§ **TASK TO COMPLETE**: Repeat exactly the lines below, from the line containing "Extract all readable text from this page." through the last line, both included. Leave out any pictures.

§ **SUPPLIED ENTRIES**:
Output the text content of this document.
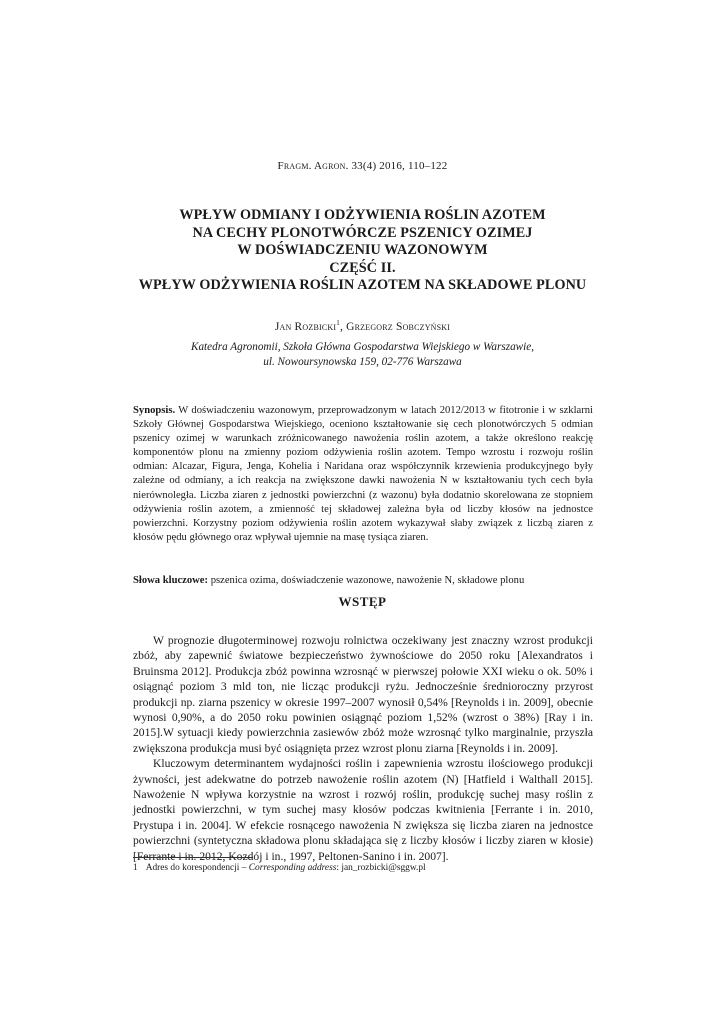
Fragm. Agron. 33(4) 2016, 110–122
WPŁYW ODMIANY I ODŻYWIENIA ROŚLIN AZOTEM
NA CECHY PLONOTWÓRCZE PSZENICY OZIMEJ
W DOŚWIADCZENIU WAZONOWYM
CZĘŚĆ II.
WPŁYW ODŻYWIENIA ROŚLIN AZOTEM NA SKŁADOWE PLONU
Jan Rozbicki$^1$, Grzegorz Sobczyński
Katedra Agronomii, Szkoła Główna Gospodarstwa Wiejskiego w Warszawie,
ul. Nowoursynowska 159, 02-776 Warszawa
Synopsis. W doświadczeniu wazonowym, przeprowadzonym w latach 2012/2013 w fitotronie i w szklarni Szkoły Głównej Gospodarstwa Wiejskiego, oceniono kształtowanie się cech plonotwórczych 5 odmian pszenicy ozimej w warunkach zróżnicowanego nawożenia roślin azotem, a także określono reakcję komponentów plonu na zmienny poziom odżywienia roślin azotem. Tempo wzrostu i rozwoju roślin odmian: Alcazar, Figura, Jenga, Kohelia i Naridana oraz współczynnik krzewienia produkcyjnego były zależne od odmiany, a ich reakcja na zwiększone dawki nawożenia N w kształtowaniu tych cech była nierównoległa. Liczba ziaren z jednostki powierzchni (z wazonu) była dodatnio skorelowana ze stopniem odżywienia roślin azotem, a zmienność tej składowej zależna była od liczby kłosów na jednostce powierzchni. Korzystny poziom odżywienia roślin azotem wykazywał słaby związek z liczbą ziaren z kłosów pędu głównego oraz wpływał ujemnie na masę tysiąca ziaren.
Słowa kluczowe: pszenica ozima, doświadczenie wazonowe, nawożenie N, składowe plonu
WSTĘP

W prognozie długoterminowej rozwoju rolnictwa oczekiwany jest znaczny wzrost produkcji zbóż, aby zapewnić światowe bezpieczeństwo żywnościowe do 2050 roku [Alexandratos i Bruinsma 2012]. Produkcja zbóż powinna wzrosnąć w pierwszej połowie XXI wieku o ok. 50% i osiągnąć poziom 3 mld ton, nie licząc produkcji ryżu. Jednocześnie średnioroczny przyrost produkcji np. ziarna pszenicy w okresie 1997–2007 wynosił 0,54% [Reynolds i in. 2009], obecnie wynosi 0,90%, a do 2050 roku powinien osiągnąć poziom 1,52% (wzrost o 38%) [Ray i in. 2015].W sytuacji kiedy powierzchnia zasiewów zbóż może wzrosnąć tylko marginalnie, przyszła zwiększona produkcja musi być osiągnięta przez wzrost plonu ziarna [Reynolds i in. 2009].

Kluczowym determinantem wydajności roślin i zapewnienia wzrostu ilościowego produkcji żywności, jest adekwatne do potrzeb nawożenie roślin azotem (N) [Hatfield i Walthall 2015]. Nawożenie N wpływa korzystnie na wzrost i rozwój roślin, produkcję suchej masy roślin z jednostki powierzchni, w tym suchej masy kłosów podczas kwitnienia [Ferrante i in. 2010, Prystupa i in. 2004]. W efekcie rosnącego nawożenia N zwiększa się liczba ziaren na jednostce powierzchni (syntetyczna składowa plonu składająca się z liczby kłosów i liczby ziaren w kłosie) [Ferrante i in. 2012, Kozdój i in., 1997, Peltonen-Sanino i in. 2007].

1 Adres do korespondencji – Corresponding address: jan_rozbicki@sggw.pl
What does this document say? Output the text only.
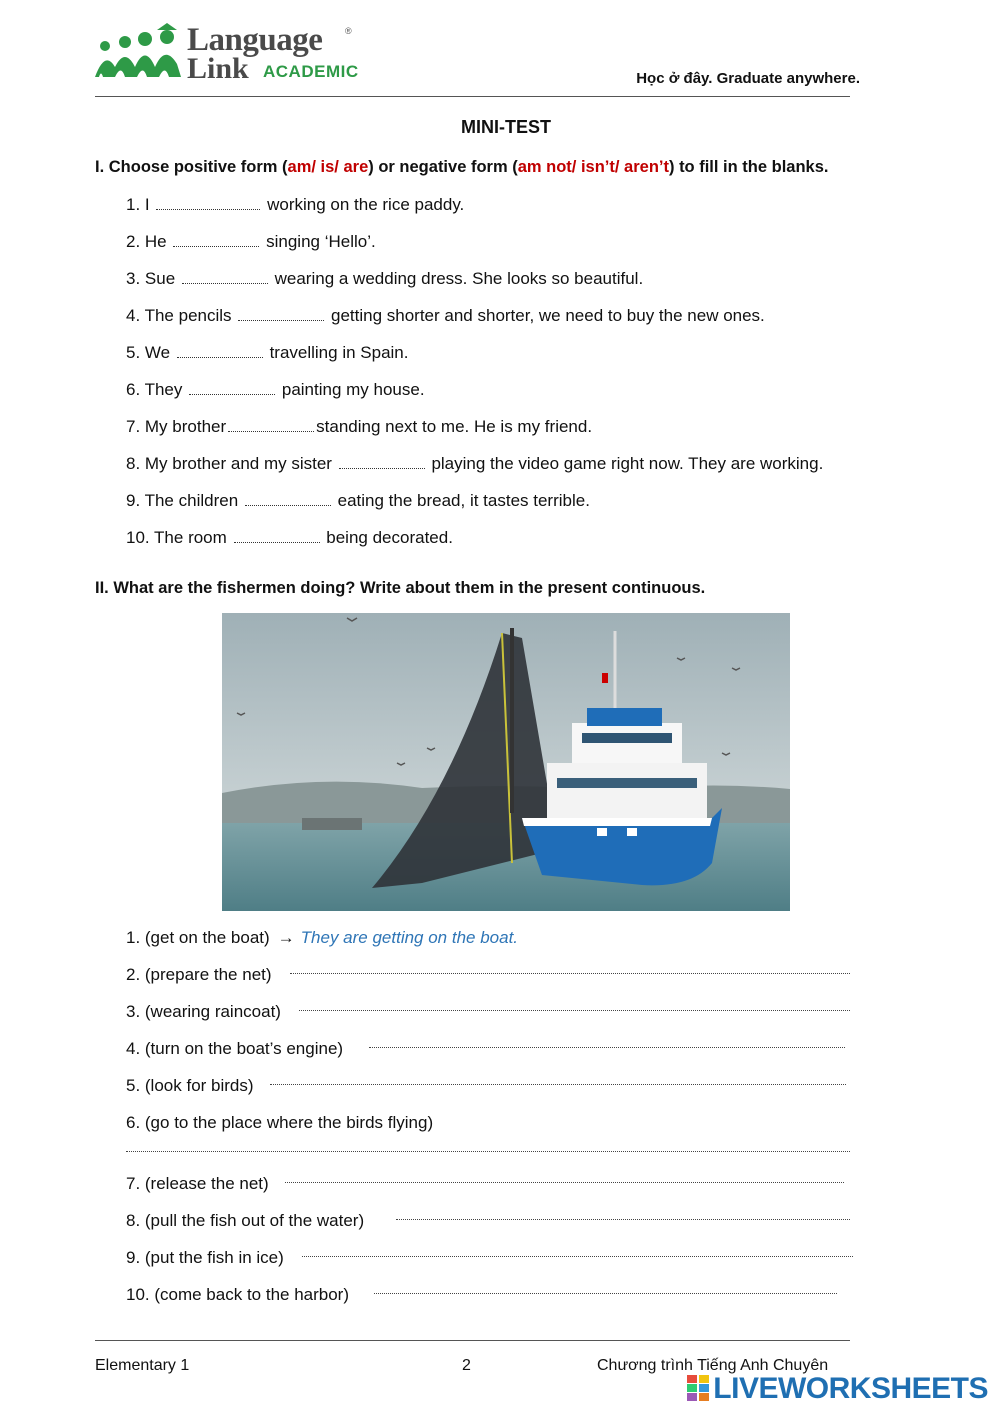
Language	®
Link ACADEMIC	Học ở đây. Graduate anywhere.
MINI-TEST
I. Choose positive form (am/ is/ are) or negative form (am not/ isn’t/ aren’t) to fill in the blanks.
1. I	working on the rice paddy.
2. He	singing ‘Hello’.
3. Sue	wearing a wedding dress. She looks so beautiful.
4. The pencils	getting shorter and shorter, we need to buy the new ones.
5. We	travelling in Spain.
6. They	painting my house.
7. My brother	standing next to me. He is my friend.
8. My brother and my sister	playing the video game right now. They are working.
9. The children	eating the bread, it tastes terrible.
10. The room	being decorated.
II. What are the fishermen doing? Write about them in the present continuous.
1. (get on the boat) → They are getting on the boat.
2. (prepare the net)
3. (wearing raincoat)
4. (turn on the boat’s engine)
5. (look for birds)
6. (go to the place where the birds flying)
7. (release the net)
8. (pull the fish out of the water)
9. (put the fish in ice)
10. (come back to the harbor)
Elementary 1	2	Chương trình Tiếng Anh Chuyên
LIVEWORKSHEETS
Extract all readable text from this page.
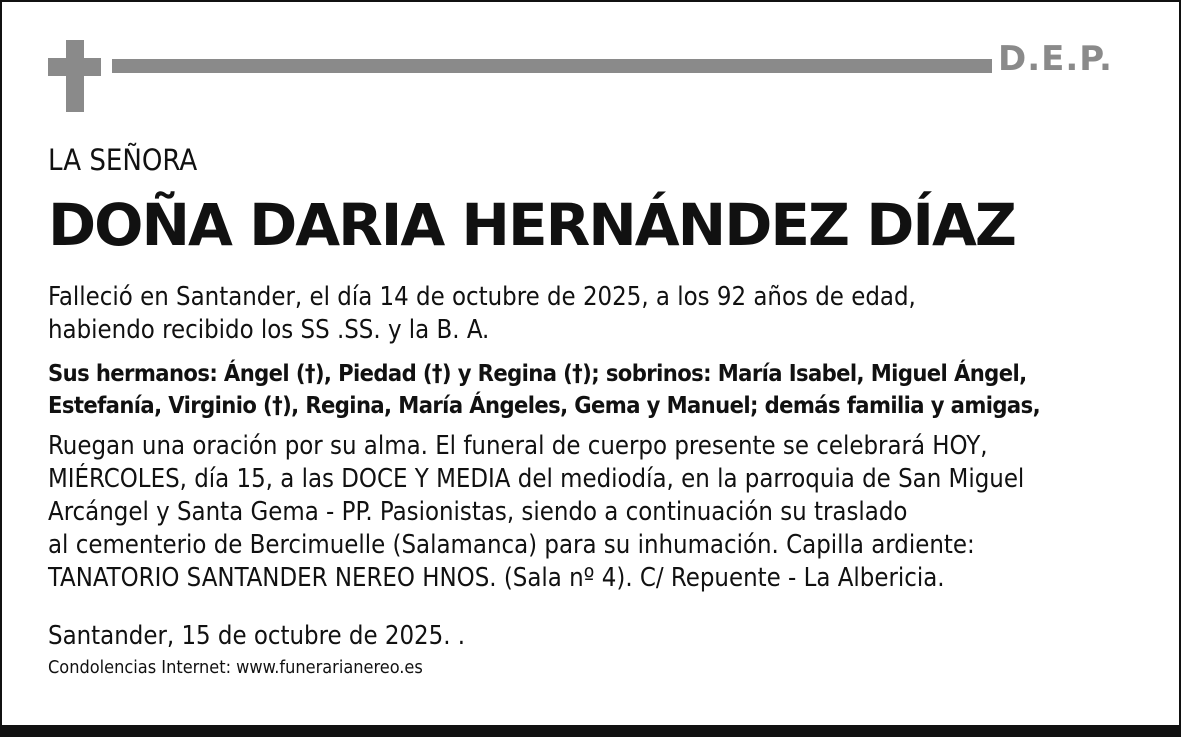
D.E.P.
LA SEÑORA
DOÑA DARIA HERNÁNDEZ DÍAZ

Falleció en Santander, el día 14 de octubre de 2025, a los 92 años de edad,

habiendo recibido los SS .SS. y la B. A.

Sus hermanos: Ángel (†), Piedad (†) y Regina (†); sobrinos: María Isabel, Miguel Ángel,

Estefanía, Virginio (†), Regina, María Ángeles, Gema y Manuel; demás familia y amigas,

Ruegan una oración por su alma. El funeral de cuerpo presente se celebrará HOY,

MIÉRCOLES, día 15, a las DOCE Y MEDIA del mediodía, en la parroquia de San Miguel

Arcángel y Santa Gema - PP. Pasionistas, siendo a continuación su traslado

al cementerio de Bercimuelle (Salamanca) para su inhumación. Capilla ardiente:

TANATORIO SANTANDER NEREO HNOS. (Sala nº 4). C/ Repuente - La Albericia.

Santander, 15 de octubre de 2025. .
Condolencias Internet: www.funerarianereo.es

§ **SOLUTION**:
Extract all readable text from this page.
D.E.P.
LA SEÑORA
DOÑA DARIA HERNÁNDEZ DÍAZ

Falleció en Santander, el día 14 de octubre de 2025, a los 92 años de edad,

habiendo recibido los SS .SS. y la B. A.

Sus hermanos: Ángel (†), Piedad (†) y Regina (†); sobrinos: María Isabel, Miguel Ángel,

Estefanía, Virginio (†), Regina, María Ángeles, Gema y Manuel; demás familia y amigas,

Ruegan una oración por su alma. El funeral de cuerpo presente se celebrará HOY,

MIÉRCOLES, día 15, a las DOCE Y MEDIA del mediodía, en la parroquia de San Miguel

Arcángel y Santa Gema - PP. Pasionistas, siendo a continuación su traslado

al cementerio de Bercimuelle (Salamanca) para su inhumación. Capilla ardiente:

TANATORIO SANTANDER NEREO HNOS. (Sala nº 4). C/ Repuente - La Albericia.

Santander, 15 de octubre de 2025. .
Condolencias Internet: www.funerarianereo.es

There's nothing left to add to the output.